----- Dataset excerpts -----

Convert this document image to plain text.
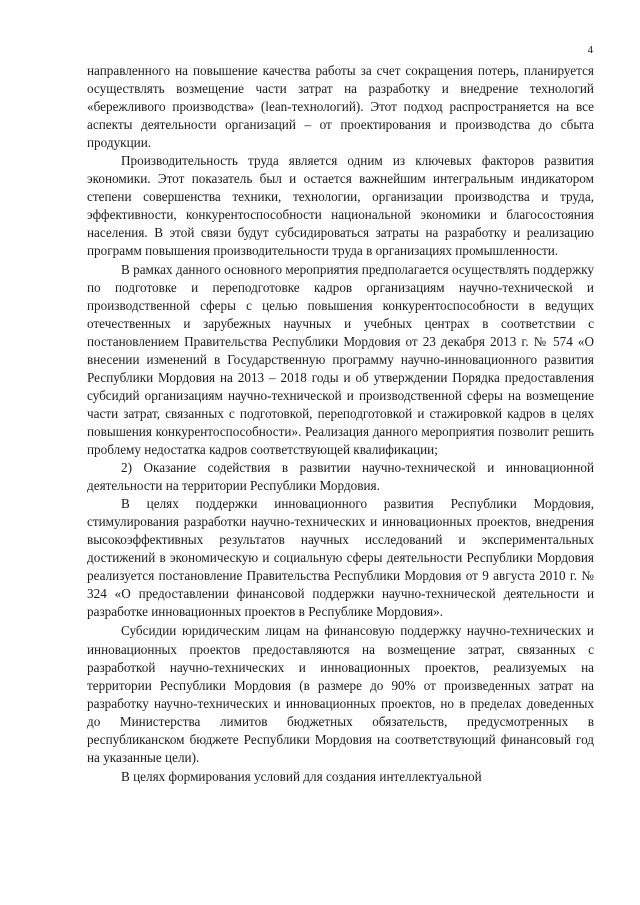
4

направленного на повышение качества работы за счет сокращения потерь, планируется осуществлять возмещение части затрат на разработку и внедрение технологий «бережливого производства» (lean-технологий). Этот подход распространяется на все аспекты деятельности организаций – от проектирования и производства до сбыта продукции.

Производительность труда является одним из ключевых факторов развития экономики. Этот показатель был и остается важнейшим интегральным индикатором степени совершенства техники, технологии, организации производства и труда, эффективности, конкурентоспособности национальной экономики и благосостояния населения. В этой связи будут субсидироваться затраты на разработку и реализацию программ повышения производительности труда в организациях промышленности.

В рамках данного основного мероприятия предполагается осуществлять поддержку по подготовке и переподготовке кадров организациям научно-технической и производственной сферы с целью повышения конкурентоспособности в ведущих отечественных и зарубежных научных и учебных центрах в соответствии с постановлением Правительства Республики Мордовия от 23 декабря 2013 г. № 574 «О внесении изменений в Государственную программу научно-инновационного развития Республики Мордовия на 2013 – 2018 годы и об утверждении Порядка предоставления субсидий организациям научно-технической и производственной сферы на возмещение части затрат, связанных с подготовкой, переподготовкой и стажировкой кадров в целях повышения конкурентоспособности». Реализация данного мероприятия позволит решить проблему недостатка кадров соответствующей квалификации;

2) Оказание содействия в развитии научно-технической и инновационной деятельности на территории Республики Мордовия.

В целях поддержки инновационного развития Республики Мордовия, стимулирования разработки научно-технических и инновационных проектов, внедрения высокоэффективных результатов научных исследований и экспериментальных достижений в экономическую и социальную сферы деятельности Республики Мордовия реализуется постановление Правительства Республики Мордовия от 9 августа 2010 г. № 324 «О предоставлении финансовой поддержки научно-технической деятельности и разработке инновационных проектов в Республике Мордовия».

Субсидии юридическим лицам на финансовую поддержку научно-технических и инновационных проектов предоставляются на возмещение затрат, связанных с разработкой научно-технических и инновационных проектов, реализуемых на территории Республики Мордовия (в размере до 90% от произведенных затрат на разработку научно-технических и инновационных проектов, но в пределах доведенных до Министерства лимитов бюджетных обязательств, предусмотренных в республиканском бюджете Республики Мордовия на соответствующий финансовый год на указанные цели).

В целях формирования условий для создания интеллектуальной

-----

From the entries above, extract every line where the word "проектов" appears.

• Expected answer:
В целях поддержки инновационного развития Республики Мордовия, стимулирования разработки научно-технических и инновационных проектов, внедрения высокоэффективных результатов научных исследований и экспериментальных достижений в экономическую и социальную сферы деятельности Республики Мордовия реализуется постановление Правительства Республики Мордовия от 9 августа 2010 г. № 324 «О предоставлении финансовой поддержки научно-технической деятельности и разработке инновационных проектов в Республике Мордовия».
Субсидии юридическим лицам на финансовую поддержку научно-технических и инновационных проектов предоставляются на возмещение затрат, связанных с разработкой научно-технических и инновационных проектов, реализуемых на территории Республики Мордовия (в размере до 90% от произведенных затрат на разработку научно-технических и инновационных проектов, но в пределах доведенных до Министерства лимитов бюджетных обязательств, предусмотренных в республиканском бюджете Республики Мордовия на соответствующий финансовый год на указанные цели).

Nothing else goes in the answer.